Transcribe the listing that follows in full, omitting pictures.

§ Data entries
++++++++++

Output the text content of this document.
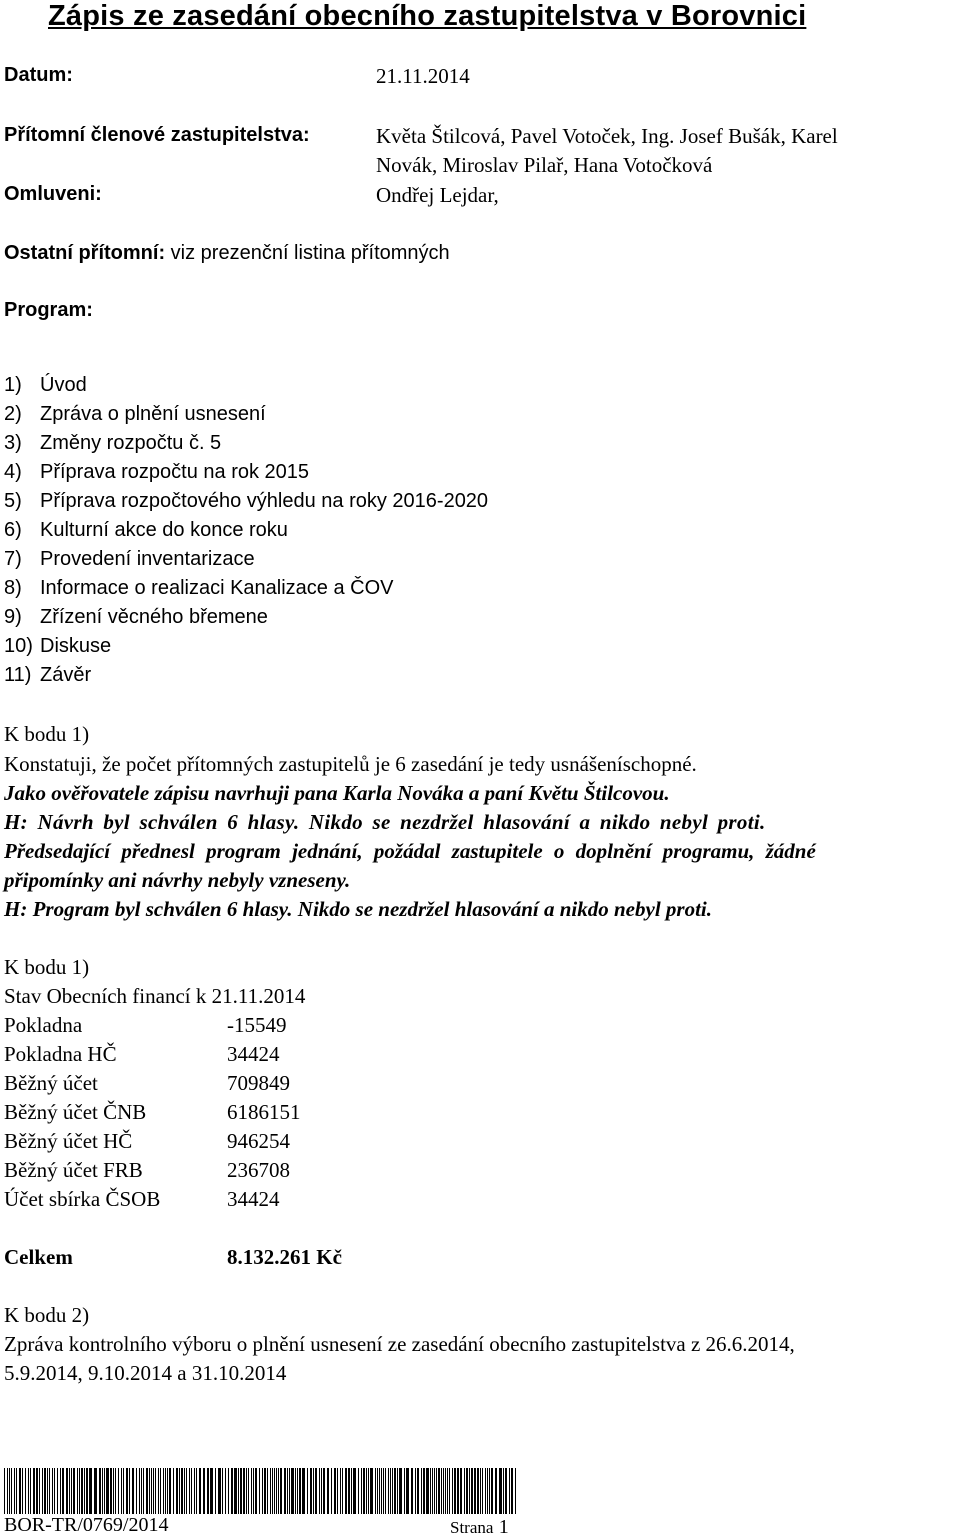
Zápis ze zasedání obecního zastupitelstva v Borovnici
Datum:	21.11.2014
Přítomní členové zastupitelstva:	Květa Štilcová, Pavel Votoček, Ing. Josef Bušák, Karel
Novák, Miroslav Pilař, Hana Votočková
Omluveni:	Ondřej Lejdar,
Ostatní přítomní: viz prezenční listina přítomných
Program:
1) Úvod
2) Zpráva o plnění usnesení
3) Změny rozpočtu č. 5
4) Příprava rozpočtu na rok 2015
5) Příprava rozpočtového výhledu na roky 2016-2020
6) Kulturní akce do konce roku
7) Provedení inventarizace
8) Informace o realizaci Kanalizace a ČOV
9) Zřízení věcného břemene
10) Diskuse
11) Závěr
K bodu 1)
Konstatuji, že počet přítomných zastupitelů je 6 zasedání je tedy usnášeníschopné.
Jako ověřovatele zápisu navrhuji pana Karla Nováka a paní Květu Štilcovou.
H: Návrh byl schválen 6 hlasy. Nikdo se nezdržel hlasování a nikdo nebyl proti.
Předsedající přednesl program jednání, požádal zastupitele o doplnění programu, žádné
připomínky ani návrhy nebyly vzneseny.
H: Program byl schválen 6 hlasy. Nikdo se nezdržel hlasování a nikdo nebyl proti.
K bodu 1)
Stav Obecních financí k 21.11.2014
Pokladna	-15549
Pokladna HČ	34424
Běžný účet	709849
Běžný účet ČNB	6186151
Běžný účet HČ	946254
Běžný účet FRB	236708
Účet sbírka ČSOB	34424
Celkem	8.132.261 Kč
K bodu 2)
Zpráva kontrolního výboru o plnění usnesení ze zasedání obecního zastupitelstva z 26.6.2014,
5.9.2014, 9.10.2014 a 31.10.2014
BOR-TR/0769/2014	Strana 1
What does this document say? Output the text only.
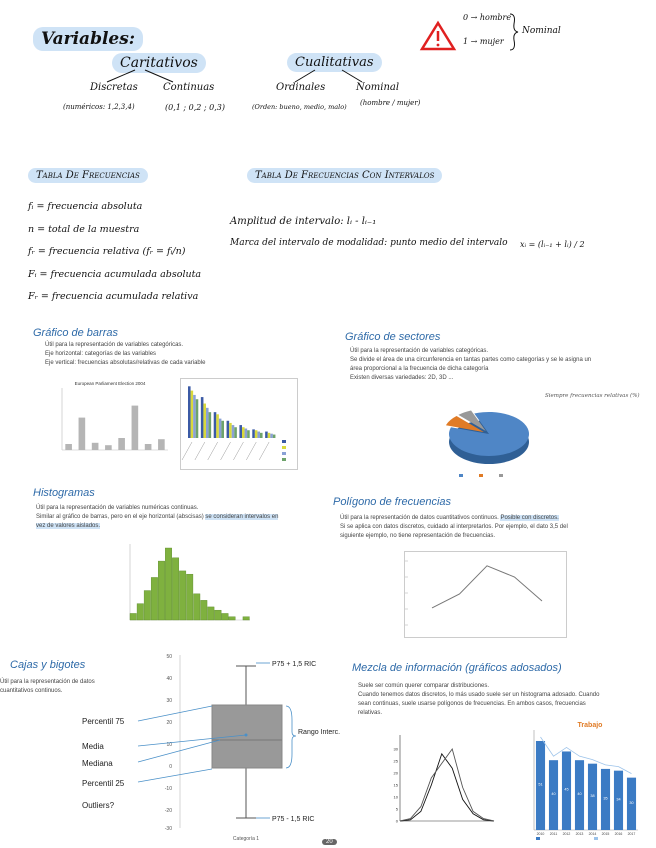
Variables:
Caritativos
Discretas	Continuas
(numéricos: 1,2,3,4)	(0,1 ; 0,2 ; 0,3)
Cualitativas
Ordinales	Nominal
(Orden: bueno, medio, malo) (hombre / mujer)
0 → hombre
1 → mujer
Nominal
Tabla De Frecuencias
fᵢ = frecuencia absoluta
n = total de la muestra
fᵣ = frecuencia relativa (fᵣ = fᵢ/n)
Fᵢ = frecuencia acumulada absoluta
Fᵣ = frecuencia acumulada relativa
Tabla De Frecuencias Con Intervalos
Amplitud de intervalo: lᵢ - lᵢ₋₁
Marca del intervalo de modalidad: punto medio del intervalo xᵢ = (lᵢ₋₁ + lᵢ) / 2
Gráfico de barras
Útil para la representación de variables categóricas.
Eje horizontal: categorías de las variables
Eje vertical: frecuencias absolutas/relativas de cada variable
European Parliament Election 2004
Gráfico de sectores
Útil para la representación de variables categóricas.
Se divide el área de una circunferencia en tantas partes como categorías y se le asigna un
área proporcional a la frecuencia de dicha categoría
Existen diversas variedades: 2D, 3D ...
Siempre frecuencias relativas (%)
Histogramas
Útil para la representación de variables numéricas continuas.
Similar al gráfico de barras, pero en el eje horizontal (abscisas) se consideran intervalos en
vez de valores aislados.
Polígono de frecuencias
Útil para la representación de datos cuantitativos continuos. Posible con discretos.
Si se aplica con datos discretos, cuidado al interpretarlos. Por ejemplo, el dato 3,5 del
siguiente ejemplo, no tiene representación de frecuencias.
Cajas y bigotes
Útil para la representación de datos
cuantitativos continuos.
50
40
30
20
10
0
-10
-20
-30
Percentil 75
Media
Mediana
Percentil 25
Outliers?
P75 + 1,5 RIC
P75 - 1,5 RIC
Rango Interc.
Categoría 1
Mezcla de información (gráficos adosados)
Suele ser común querer comparar distribuciones.
Cuando tenemos datos discretos, lo más usado suele ser un histograma adosado. Cuando
sean continuas, suele usarse polígonos de frecuencias. En ambos casos, frecuencias
relativas.
0
5
10
15
20
25
30
Trabajo
51
2010
40
2011
45
2012
40
2013
38
2014
35
2015
34
2016
30
2017
20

++++++++++

§ Exercise result
Output the text content of this document.
Zápis ze zasedání obecního zastupitelstva v Borovnici
Datum:	21.11.2014
Přítomní členové zastupitelstva:	Květa Štilcová, Pavel Votoček, Ing. Josef Bušák, Karel
Novák, Miroslav Pilař, Hana Votočková
Omluveni:	Ondřej Lejdar,
Ostatní přítomní: viz prezenční listina přítomných
Program:
1) Úvod
2) Zpráva o plnění usnesení
3) Změny rozpočtu č. 5
4) Příprava rozpočtu na rok 2015
5) Příprava rozpočtového výhledu na roky 2016-2020
6) Kulturní akce do konce roku
7) Provedení inventarizace
8) Informace o realizaci Kanalizace a ČOV
9) Zřízení věcného břemene
10) Diskuse
11) Závěr
K bodu 1)
Konstatuji, že počet přítomných zastupitelů je 6 zasedání je tedy usnášeníschopné.
Jako ověřovatele zápisu navrhuji pana Karla Nováka a paní Květu Štilcovou.
H: Návrh byl schválen 6 hlasy. Nikdo se nezdržel hlasování a nikdo nebyl proti.
Předsedající přednesl program jednání, požádal zastupitele o doplnění programu, žádné
připomínky ani návrhy nebyly vzneseny.
H: Program byl schválen 6 hlasy. Nikdo se nezdržel hlasování a nikdo nebyl proti.
K bodu 1)
Stav Obecních financí k 21.11.2014
Pokladna	-15549
Pokladna HČ	34424
Běžný účet	709849
Běžný účet ČNB	6186151
Běžný účet HČ	946254
Běžný účet FRB	236708
Účet sbírka ČSOB	34424
Celkem	8.132.261 Kč
K bodu 2)
Zpráva kontrolního výboru o plnění usnesení ze zasedání obecního zastupitelstva z 26.6.2014,
5.9.2014, 9.10.2014 a 31.10.2014
BOR-TR/0769/2014	Strana 1
What does this document say? Output the text only.
Variables:
Caritativos
Discretas	Continuas
(numéricos: 1,2,3,4)	(0,1 ; 0,2 ; 0,3)
Cualitativas
Ordinales	Nominal
(Orden: bueno, medio, malo) (hombre / mujer)
0 → hombre
1 → mujer
Nominal
Tabla De Frecuencias
fᵢ = frecuencia absoluta
n = total de la muestra
fᵣ = frecuencia relativa (fᵣ = fᵢ/n)
Fᵢ = frecuencia acumulada absoluta
Fᵣ = frecuencia acumulada relativa
Tabla De Frecuencias Con Intervalos
Amplitud de intervalo: lᵢ - lᵢ₋₁
Marca del intervalo de modalidad: punto medio del intervalo xᵢ = (lᵢ₋₁ + lᵢ) / 2
Gráfico de barras
Útil para la representación de variables categóricas.
Eje horizontal: categorías de las variables
Eje vertical: frecuencias absolutas/relativas de cada variable
European Parliament Election 2004
Gráfico de sectores
Útil para la representación de variables categóricas.
Se divide el área de una circunferencia en tantas partes como categorías y se le asigna un
área proporcional a la frecuencia de dicha categoría
Existen diversas variedades: 2D, 3D ...
Siempre frecuencias relativas (%)
Histogramas
Útil para la representación de variables numéricas continuas.
Similar al gráfico de barras, pero en el eje horizontal (abscisas) se consideran intervalos en
vez de valores aislados.
Polígono de frecuencias
Útil para la representación de datos cuantitativos continuos. Posible con discretos.
Si se aplica con datos discretos, cuidado al interpretarlos. Por ejemplo, el dato 3,5 del
siguiente ejemplo, no tiene representación de frecuencias.
Cajas y bigotes
Útil para la representación de datos
cuantitativos continuos.
50
40
30
20
10
0
-10
-20
-30
Percentil 75
Media
Mediana
Percentil 25
Outliers?
P75 + 1,5 RIC
P75 - 1,5 RIC
Rango Interc.
Categoría 1
Mezcla de información (gráficos adosados)
Suele ser común querer comparar distribuciones.
Cuando tenemos datos discretos, lo más usado suele ser un histograma adosado. Cuando
sean continuas, suele usarse polígonos de frecuencias. En ambos casos, frecuencias
relativas.
0
5
10
15
20
25
30
Trabajo
51
2010
40
2011
45
2012
40
2013
38
2014
35
2015
34
2016
30
2017
20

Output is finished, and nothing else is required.